-- begin --

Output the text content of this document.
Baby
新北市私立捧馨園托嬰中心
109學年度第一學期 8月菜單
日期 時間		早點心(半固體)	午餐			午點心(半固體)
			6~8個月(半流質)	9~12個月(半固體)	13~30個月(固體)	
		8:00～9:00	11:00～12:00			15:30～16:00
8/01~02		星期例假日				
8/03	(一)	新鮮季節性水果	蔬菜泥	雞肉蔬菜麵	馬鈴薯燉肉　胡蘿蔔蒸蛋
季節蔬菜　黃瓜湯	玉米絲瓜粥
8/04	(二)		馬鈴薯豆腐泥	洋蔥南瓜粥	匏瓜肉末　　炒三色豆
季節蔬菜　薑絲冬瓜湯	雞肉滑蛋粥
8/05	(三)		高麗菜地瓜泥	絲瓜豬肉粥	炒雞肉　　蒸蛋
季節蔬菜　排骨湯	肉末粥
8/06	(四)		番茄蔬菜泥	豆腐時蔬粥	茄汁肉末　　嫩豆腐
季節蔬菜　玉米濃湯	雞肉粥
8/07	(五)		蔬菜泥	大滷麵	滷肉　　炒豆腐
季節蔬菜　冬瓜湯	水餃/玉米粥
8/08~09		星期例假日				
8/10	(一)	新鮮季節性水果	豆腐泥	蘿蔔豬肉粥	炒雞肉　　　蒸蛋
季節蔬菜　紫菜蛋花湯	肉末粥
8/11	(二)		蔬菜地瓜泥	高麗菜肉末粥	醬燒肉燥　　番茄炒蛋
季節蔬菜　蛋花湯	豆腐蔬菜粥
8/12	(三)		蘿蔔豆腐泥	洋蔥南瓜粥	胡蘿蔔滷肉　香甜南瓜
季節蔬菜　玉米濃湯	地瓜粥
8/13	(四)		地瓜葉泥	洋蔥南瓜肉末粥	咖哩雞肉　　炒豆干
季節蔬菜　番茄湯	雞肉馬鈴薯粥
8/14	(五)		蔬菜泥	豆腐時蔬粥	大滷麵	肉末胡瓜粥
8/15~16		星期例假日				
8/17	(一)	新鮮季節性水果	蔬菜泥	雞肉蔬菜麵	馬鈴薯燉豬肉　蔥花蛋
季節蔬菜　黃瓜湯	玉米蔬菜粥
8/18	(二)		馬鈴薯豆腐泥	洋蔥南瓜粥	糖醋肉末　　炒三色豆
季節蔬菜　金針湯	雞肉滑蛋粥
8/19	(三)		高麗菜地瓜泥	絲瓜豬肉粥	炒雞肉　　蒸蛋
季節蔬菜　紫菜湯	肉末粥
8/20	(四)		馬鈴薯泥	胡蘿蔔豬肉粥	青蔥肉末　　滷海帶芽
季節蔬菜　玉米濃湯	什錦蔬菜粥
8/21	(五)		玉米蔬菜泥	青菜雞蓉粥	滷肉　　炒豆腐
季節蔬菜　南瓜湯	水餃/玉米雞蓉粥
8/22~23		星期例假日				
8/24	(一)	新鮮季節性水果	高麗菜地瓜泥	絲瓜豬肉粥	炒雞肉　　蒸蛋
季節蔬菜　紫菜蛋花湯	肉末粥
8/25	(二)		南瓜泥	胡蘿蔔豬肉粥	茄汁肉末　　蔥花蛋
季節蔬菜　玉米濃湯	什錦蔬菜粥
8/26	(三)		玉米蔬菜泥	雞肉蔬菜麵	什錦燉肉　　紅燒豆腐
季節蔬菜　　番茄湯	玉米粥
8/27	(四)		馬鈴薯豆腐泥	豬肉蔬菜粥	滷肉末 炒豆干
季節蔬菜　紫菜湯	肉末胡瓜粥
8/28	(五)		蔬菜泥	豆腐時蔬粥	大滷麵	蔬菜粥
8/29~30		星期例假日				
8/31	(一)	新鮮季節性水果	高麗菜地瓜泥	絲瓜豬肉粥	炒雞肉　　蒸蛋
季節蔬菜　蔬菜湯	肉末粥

-- end --

## SET TASK
Reproduce every line above without error.

## COMPLETE ANSWER
Output the text content of this document.
Baby
新北市私立捧馨園托嬰中心
109學年度第一學期 8月菜單
日期 時間		早點心(半固體)	午餐			午點心(半固體)
			6~8個月(半流質)	9~12個月(半固體)	13~30個月(固體)	
		8:00～9:00	11:00～12:00			15:30～16:00
8/01~02		星期例假日				
8/03	(一)	新鮮季節性水果	蔬菜泥	雞肉蔬菜麵	馬鈴薯燉肉　胡蘿蔔蒸蛋
季節蔬菜　黃瓜湯	玉米絲瓜粥
8/04	(二)		馬鈴薯豆腐泥	洋蔥南瓜粥	匏瓜肉末　　炒三色豆
季節蔬菜　薑絲冬瓜湯	雞肉滑蛋粥
8/05	(三)		高麗菜地瓜泥	絲瓜豬肉粥	炒雞肉　　蒸蛋
季節蔬菜　排骨湯	肉末粥
8/06	(四)		番茄蔬菜泥	豆腐時蔬粥	茄汁肉末　　嫩豆腐
季節蔬菜　玉米濃湯	雞肉粥
8/07	(五)		蔬菜泥	大滷麵	滷肉　　炒豆腐
季節蔬菜　冬瓜湯	水餃/玉米粥
8/08~09		星期例假日				
8/10	(一)	新鮮季節性水果	豆腐泥	蘿蔔豬肉粥	炒雞肉　　　蒸蛋
季節蔬菜　紫菜蛋花湯	肉末粥
8/11	(二)		蔬菜地瓜泥	高麗菜肉末粥	醬燒肉燥　　番茄炒蛋
季節蔬菜　蛋花湯	豆腐蔬菜粥
8/12	(三)		蘿蔔豆腐泥	洋蔥南瓜粥	胡蘿蔔滷肉　香甜南瓜
季節蔬菜　玉米濃湯	地瓜粥
8/13	(四)		地瓜葉泥	洋蔥南瓜肉末粥	咖哩雞肉　　炒豆干
季節蔬菜　番茄湯	雞肉馬鈴薯粥
8/14	(五)		蔬菜泥	豆腐時蔬粥	大滷麵	肉末胡瓜粥
8/15~16		星期例假日				
8/17	(一)	新鮮季節性水果	蔬菜泥	雞肉蔬菜麵	馬鈴薯燉豬肉　蔥花蛋
季節蔬菜　黃瓜湯	玉米蔬菜粥
8/18	(二)		馬鈴薯豆腐泥	洋蔥南瓜粥	糖醋肉末　　炒三色豆
季節蔬菜　金針湯	雞肉滑蛋粥
8/19	(三)		高麗菜地瓜泥	絲瓜豬肉粥	炒雞肉　　蒸蛋
季節蔬菜　紫菜湯	肉末粥
8/20	(四)		馬鈴薯泥	胡蘿蔔豬肉粥	青蔥肉末　　滷海帶芽
季節蔬菜　玉米濃湯	什錦蔬菜粥
8/21	(五)		玉米蔬菜泥	青菜雞蓉粥	滷肉　　炒豆腐
季節蔬菜　南瓜湯	水餃/玉米雞蓉粥
8/22~23		星期例假日				
8/24	(一)	新鮮季節性水果	高麗菜地瓜泥	絲瓜豬肉粥	炒雞肉　　蒸蛋
季節蔬菜　紫菜蛋花湯	肉末粥
8/25	(二)		南瓜泥	胡蘿蔔豬肉粥	茄汁肉末　　蔥花蛋
季節蔬菜　玉米濃湯	什錦蔬菜粥
8/26	(三)		玉米蔬菜泥	雞肉蔬菜麵	什錦燉肉　　紅燒豆腐
季節蔬菜　　番茄湯	玉米粥
8/27	(四)		馬鈴薯豆腐泥	豬肉蔬菜粥	滷肉末 炒豆干
季節蔬菜　紫菜湯	肉末胡瓜粥
8/28	(五)		蔬菜泥	豆腐時蔬粥	大滷麵	蔬菜粥
8/29~30		星期例假日				
8/31	(一)	新鮮季節性水果	高麗菜地瓜泥	絲瓜豬肉粥	炒雞肉　　蒸蛋
季節蔬菜　蔬菜湯	肉末粥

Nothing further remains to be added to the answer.